_Task to complete_.
Identify the lines that contain the string "object" and copy all of them.

_Dataset extract_.
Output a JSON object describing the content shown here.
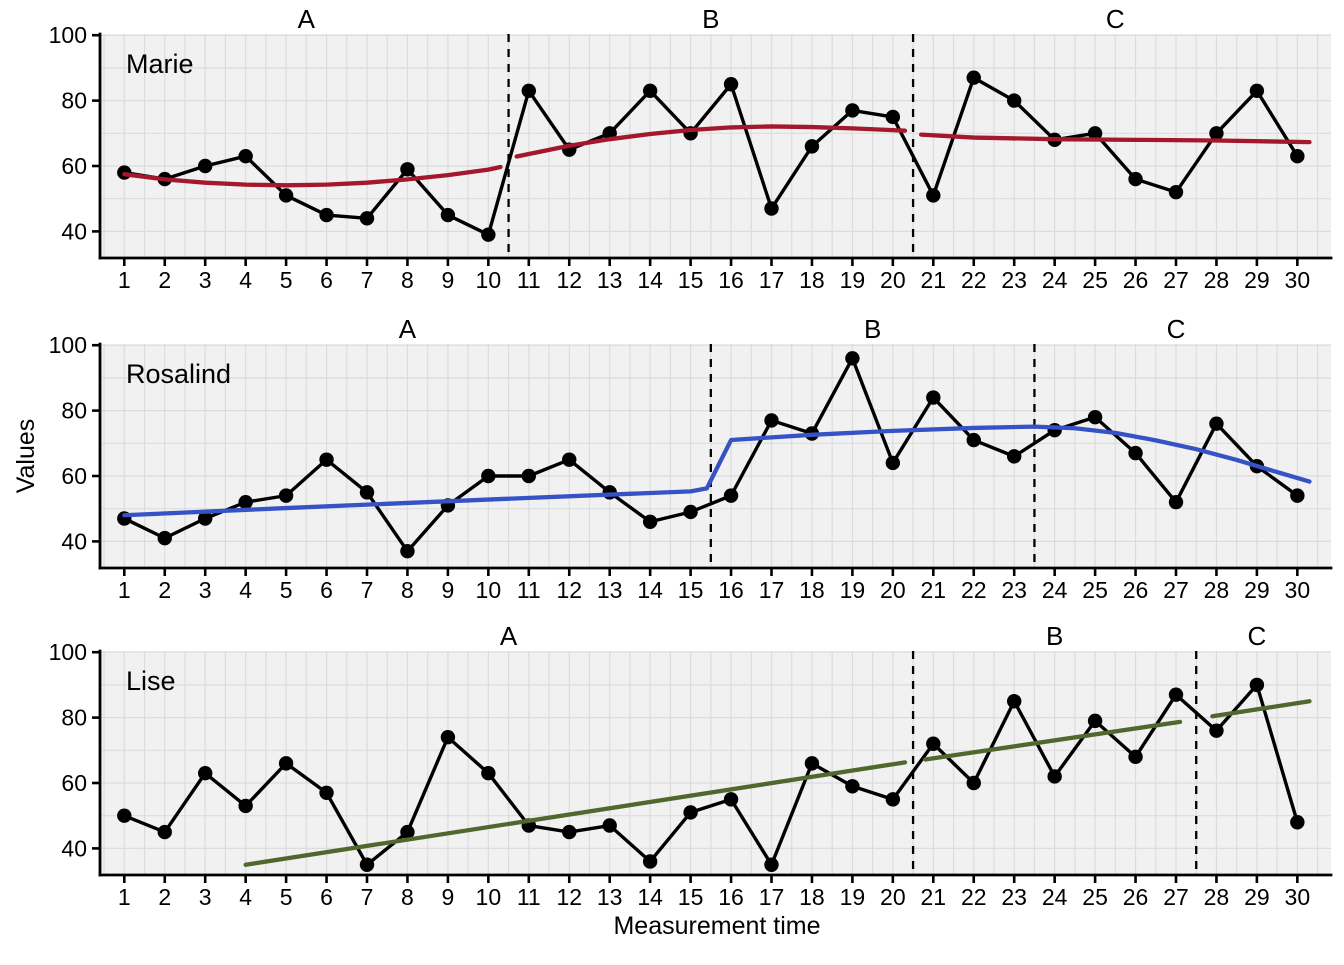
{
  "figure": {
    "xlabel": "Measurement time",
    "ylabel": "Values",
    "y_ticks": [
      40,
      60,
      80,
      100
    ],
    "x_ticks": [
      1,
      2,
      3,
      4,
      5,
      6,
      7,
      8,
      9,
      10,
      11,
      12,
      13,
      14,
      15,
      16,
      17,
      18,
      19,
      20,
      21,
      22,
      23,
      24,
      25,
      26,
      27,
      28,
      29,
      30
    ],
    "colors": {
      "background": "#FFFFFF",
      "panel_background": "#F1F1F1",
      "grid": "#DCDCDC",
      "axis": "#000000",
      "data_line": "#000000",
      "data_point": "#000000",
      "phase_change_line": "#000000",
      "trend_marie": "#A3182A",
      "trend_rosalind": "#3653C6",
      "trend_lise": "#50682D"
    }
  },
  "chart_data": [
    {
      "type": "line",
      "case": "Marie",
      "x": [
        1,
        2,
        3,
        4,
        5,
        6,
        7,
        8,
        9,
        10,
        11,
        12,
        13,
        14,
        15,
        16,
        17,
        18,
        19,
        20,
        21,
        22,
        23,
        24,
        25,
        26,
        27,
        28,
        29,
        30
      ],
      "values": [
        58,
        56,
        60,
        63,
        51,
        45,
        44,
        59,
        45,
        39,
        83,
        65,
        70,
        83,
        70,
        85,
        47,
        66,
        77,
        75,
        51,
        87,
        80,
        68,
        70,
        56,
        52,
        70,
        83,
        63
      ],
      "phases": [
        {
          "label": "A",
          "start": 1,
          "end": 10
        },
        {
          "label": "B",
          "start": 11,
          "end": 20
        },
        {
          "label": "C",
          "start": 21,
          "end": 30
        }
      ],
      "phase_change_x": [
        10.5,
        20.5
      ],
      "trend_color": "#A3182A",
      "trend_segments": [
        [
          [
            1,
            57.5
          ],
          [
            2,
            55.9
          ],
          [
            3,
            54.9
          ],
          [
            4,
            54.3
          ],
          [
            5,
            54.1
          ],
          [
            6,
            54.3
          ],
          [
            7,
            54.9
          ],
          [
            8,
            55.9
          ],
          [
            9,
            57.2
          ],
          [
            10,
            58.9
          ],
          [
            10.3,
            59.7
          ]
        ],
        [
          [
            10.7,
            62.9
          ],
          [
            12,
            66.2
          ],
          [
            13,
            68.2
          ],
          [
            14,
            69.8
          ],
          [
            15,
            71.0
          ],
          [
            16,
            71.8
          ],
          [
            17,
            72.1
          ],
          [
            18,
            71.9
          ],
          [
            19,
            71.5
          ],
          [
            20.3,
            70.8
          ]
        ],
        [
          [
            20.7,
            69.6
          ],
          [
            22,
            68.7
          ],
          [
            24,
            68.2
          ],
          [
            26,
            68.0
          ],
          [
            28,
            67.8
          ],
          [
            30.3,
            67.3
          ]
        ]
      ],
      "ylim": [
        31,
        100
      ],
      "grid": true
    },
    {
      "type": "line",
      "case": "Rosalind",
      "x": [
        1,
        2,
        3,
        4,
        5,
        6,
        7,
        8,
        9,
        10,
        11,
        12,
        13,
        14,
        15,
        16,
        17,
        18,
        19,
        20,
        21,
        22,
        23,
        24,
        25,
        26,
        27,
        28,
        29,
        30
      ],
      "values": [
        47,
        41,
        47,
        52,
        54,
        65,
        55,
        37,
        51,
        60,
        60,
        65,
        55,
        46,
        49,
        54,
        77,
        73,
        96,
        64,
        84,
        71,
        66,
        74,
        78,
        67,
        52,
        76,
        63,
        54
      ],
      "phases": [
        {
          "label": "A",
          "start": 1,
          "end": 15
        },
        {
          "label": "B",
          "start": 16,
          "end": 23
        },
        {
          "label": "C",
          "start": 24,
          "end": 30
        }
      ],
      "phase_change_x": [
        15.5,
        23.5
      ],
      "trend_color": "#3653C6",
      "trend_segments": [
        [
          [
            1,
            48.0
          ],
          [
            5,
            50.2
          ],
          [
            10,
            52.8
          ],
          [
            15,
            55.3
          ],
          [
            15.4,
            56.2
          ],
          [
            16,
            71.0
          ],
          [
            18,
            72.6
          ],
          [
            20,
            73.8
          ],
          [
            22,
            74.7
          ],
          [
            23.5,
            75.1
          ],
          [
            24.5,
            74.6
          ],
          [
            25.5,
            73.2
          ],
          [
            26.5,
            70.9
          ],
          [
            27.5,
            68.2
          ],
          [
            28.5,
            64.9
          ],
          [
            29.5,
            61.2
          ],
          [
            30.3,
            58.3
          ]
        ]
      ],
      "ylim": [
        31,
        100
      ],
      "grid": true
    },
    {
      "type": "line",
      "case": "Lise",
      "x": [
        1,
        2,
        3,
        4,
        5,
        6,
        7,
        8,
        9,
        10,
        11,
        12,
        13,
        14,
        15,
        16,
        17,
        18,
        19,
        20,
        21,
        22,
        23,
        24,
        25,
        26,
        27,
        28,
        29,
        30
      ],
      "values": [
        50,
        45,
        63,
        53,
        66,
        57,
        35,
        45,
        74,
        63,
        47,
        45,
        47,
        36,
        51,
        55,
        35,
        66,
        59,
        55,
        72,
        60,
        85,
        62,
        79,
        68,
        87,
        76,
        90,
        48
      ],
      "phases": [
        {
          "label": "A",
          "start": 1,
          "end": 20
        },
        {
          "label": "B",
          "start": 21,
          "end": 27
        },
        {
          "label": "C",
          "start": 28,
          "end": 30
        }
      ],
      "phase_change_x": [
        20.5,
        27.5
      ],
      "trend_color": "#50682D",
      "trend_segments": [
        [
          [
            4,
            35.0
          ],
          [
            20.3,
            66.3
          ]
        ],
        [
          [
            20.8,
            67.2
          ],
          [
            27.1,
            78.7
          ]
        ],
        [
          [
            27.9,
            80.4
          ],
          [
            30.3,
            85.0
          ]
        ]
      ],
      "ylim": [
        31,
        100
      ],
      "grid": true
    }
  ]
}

...

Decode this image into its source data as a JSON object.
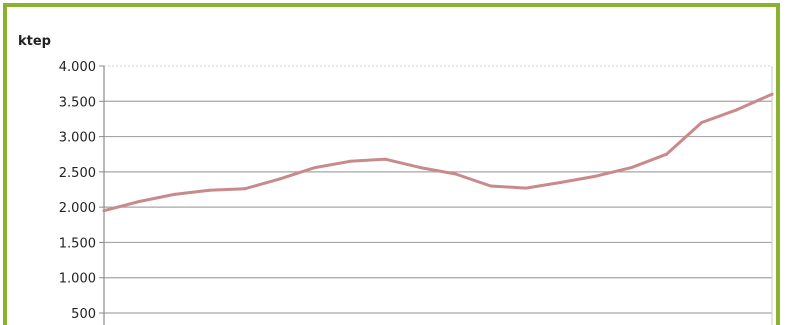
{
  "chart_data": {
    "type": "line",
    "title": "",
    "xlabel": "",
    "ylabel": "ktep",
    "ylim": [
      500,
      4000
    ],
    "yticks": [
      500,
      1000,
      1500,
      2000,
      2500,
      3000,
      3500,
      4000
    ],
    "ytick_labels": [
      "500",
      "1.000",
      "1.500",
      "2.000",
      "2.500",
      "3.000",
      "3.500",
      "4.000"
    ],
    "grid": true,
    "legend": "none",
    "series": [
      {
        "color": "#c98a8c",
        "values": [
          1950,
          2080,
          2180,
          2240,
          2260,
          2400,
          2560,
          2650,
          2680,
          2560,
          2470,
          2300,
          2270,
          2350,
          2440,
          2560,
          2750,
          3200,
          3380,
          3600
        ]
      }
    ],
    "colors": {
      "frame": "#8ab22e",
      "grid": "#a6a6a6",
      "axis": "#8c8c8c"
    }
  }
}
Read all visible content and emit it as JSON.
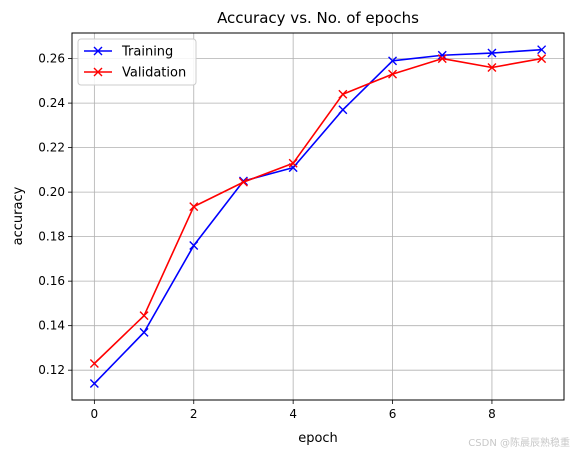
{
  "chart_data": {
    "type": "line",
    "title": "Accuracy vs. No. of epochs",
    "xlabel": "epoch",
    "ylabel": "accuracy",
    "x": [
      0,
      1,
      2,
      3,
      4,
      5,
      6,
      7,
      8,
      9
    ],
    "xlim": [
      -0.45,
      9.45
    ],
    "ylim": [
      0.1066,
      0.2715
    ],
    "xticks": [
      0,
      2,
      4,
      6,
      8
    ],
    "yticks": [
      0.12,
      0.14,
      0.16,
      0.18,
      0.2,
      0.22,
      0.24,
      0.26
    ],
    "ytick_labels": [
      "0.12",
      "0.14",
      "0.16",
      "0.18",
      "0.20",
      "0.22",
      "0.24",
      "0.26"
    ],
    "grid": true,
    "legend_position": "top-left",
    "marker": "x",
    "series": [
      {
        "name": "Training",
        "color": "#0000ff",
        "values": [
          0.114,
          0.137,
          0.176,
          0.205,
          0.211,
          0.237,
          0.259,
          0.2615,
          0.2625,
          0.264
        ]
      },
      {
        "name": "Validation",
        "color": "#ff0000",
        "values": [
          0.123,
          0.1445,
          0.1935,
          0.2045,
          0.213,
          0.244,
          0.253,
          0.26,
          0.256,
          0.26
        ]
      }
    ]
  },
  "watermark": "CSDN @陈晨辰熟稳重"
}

_Answer below_.
Output a JSON object describing the content shown here.
Decode this image into its source data as a JSON object.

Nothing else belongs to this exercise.